------ Records ------

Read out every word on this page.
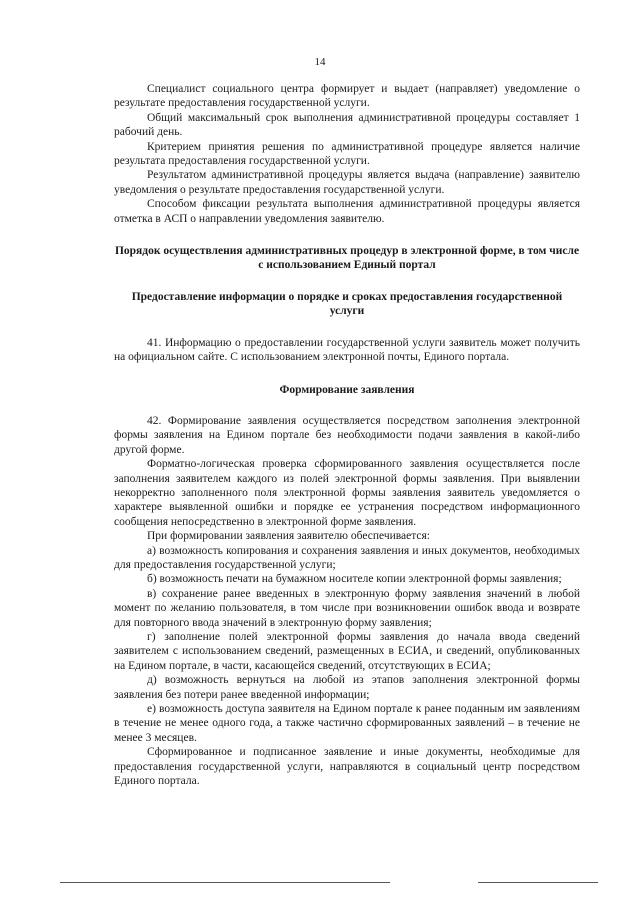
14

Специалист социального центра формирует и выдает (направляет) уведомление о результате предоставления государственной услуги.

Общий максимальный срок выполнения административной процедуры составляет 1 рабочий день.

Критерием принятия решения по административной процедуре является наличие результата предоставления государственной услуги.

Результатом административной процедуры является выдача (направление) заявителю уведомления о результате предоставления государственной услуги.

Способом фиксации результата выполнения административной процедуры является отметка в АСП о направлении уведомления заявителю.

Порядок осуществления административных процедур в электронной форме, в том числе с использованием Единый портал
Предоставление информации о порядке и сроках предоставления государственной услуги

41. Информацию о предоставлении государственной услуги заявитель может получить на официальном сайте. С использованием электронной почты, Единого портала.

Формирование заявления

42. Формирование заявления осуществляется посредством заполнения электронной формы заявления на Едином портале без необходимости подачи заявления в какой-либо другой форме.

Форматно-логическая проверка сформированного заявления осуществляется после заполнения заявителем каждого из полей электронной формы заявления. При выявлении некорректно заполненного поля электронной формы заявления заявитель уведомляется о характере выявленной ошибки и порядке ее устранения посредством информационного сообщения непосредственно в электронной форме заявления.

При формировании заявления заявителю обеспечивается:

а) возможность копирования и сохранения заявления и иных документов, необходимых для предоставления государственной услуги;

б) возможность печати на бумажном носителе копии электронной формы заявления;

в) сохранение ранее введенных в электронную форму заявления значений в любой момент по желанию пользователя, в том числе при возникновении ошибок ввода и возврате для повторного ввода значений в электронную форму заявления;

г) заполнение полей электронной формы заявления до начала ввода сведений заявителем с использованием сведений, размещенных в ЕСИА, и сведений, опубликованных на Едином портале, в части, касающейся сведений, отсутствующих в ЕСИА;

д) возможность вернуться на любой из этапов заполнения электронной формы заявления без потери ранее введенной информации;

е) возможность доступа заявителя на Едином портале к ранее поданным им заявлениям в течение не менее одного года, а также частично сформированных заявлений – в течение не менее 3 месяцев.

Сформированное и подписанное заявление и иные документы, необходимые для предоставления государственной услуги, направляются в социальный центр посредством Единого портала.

------

Return every line above that contains the word "числе".

- **Correct answer**:
Порядок осуществления административных процедур в электронной форме, в том числе с использованием Единый портал
в) сохранение ранее введенных в электронную форму заявления значений в любой момент по желанию пользователя, в том числе при возникновении ошибок ввода и возврате для повторного ввода значений в электронную форму заявления;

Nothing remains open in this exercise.